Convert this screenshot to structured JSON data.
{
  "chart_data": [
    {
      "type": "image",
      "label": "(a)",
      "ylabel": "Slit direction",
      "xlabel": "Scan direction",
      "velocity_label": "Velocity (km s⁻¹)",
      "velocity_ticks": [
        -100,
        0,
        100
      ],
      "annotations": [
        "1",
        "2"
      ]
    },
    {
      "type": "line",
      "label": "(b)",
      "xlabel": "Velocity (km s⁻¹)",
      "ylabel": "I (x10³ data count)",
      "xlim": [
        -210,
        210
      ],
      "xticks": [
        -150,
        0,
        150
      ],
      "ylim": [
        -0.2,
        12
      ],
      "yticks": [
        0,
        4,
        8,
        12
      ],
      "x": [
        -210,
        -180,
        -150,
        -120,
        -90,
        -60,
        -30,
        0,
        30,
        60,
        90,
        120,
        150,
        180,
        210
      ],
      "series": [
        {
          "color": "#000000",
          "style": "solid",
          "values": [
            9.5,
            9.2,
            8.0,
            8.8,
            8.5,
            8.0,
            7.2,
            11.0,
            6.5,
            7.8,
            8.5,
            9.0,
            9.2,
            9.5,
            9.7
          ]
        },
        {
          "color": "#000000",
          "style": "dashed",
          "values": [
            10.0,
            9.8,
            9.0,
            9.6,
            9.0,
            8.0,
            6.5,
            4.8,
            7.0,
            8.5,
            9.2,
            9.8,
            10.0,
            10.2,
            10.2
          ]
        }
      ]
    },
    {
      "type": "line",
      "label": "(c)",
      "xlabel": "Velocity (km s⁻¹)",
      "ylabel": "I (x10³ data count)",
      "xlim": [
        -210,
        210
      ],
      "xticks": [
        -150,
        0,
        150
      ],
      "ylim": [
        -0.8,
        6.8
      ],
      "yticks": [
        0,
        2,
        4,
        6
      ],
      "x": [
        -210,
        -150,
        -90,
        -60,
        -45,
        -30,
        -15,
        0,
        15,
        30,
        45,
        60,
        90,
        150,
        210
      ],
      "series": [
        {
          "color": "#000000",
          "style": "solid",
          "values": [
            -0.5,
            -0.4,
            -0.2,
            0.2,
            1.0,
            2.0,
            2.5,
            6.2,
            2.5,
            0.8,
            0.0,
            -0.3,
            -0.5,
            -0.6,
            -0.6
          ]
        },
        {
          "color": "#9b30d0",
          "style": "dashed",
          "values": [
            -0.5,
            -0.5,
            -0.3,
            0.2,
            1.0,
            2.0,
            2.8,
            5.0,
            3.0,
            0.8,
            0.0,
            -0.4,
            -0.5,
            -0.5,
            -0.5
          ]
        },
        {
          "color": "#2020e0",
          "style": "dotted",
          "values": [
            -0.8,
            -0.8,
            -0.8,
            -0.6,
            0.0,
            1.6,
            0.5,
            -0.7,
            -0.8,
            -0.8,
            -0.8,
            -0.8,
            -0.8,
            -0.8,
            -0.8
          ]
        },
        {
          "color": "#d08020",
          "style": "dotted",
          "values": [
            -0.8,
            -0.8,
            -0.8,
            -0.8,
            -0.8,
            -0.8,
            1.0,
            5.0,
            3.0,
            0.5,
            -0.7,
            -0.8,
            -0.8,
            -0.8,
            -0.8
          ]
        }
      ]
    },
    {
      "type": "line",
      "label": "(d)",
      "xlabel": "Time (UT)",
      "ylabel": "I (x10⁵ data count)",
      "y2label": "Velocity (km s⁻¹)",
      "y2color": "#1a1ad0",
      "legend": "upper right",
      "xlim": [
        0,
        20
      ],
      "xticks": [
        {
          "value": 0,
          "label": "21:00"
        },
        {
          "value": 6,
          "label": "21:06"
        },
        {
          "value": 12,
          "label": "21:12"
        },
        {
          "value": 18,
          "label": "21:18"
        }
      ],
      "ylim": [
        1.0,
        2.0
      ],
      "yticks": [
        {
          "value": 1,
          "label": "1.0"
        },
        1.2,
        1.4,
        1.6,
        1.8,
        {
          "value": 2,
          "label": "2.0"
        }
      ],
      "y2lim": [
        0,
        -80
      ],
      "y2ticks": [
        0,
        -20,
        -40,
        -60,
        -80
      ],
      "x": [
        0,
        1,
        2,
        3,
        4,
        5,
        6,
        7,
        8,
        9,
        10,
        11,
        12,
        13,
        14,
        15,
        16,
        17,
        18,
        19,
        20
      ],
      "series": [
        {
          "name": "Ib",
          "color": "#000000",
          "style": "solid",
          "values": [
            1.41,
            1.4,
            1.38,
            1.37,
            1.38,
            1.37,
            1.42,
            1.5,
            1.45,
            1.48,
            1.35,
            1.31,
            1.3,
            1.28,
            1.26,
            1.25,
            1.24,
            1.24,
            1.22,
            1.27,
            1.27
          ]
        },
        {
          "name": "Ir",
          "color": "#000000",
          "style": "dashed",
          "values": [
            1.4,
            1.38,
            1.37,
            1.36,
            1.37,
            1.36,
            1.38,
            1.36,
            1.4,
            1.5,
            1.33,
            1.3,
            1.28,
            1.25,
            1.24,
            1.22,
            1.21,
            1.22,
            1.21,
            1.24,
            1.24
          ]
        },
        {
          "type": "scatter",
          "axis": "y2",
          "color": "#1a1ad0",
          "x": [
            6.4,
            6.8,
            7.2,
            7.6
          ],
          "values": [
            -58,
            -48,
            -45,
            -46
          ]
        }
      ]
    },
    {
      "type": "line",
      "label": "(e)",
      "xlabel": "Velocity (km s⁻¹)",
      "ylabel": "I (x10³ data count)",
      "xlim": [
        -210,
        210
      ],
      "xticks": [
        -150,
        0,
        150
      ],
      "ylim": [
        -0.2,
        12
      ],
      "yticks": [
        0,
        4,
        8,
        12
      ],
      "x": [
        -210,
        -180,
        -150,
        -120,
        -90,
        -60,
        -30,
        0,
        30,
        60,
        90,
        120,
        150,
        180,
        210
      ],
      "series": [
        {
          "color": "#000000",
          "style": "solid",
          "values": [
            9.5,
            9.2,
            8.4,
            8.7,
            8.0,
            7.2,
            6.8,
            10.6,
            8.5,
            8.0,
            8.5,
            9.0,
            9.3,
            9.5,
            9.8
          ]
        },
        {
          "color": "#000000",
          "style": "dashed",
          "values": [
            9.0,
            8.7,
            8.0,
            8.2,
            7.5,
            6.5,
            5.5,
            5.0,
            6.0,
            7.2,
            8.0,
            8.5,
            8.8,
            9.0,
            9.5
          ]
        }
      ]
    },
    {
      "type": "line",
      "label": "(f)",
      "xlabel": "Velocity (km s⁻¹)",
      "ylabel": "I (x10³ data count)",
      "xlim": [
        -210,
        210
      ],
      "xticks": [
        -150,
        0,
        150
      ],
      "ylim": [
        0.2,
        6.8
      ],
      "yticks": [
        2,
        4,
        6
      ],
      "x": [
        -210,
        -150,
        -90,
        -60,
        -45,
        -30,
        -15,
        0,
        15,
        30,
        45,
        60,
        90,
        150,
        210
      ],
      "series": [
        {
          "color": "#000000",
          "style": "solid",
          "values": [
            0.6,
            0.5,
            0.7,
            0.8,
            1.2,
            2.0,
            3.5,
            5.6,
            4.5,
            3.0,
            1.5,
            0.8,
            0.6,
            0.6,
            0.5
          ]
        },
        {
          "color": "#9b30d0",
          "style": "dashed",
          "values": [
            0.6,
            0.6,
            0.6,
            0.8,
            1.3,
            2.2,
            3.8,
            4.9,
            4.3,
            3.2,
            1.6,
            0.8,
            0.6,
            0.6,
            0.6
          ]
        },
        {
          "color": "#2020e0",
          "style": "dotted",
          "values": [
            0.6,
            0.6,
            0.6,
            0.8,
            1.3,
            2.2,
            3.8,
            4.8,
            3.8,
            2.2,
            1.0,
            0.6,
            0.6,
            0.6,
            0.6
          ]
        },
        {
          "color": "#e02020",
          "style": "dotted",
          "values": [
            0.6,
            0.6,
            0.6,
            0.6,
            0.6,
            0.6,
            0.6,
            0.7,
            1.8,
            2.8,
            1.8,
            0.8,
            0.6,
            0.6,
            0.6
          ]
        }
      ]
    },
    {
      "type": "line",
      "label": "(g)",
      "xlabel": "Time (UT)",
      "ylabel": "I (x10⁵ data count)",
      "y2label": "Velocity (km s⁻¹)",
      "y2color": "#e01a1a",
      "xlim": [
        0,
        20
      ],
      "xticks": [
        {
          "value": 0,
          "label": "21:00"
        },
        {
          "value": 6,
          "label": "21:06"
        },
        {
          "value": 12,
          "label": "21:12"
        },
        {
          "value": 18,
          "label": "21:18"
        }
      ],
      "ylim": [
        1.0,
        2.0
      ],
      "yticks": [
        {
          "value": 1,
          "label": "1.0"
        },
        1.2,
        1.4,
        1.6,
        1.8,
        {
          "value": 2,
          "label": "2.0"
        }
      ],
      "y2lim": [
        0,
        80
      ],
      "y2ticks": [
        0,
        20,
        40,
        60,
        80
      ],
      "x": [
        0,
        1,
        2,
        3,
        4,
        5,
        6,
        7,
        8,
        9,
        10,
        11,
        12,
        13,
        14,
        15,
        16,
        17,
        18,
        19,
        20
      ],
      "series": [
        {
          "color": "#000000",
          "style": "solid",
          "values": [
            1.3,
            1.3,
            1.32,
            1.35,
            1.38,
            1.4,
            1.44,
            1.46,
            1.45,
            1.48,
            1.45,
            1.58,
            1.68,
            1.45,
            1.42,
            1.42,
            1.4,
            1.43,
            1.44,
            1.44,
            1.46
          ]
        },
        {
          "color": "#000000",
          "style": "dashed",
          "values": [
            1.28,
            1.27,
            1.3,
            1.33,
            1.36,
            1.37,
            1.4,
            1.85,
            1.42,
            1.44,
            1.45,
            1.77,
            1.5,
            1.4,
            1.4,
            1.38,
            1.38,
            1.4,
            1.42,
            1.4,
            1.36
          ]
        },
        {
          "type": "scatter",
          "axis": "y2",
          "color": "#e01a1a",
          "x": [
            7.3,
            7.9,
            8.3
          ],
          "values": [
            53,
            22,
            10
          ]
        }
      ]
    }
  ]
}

▬▬▬

Problem to solve:
Scan the material above. Extract every line in which the word "direction" occurs.

Response to this task:
      "ylabel": "Slit direction",
      "xlabel": "Scan direction",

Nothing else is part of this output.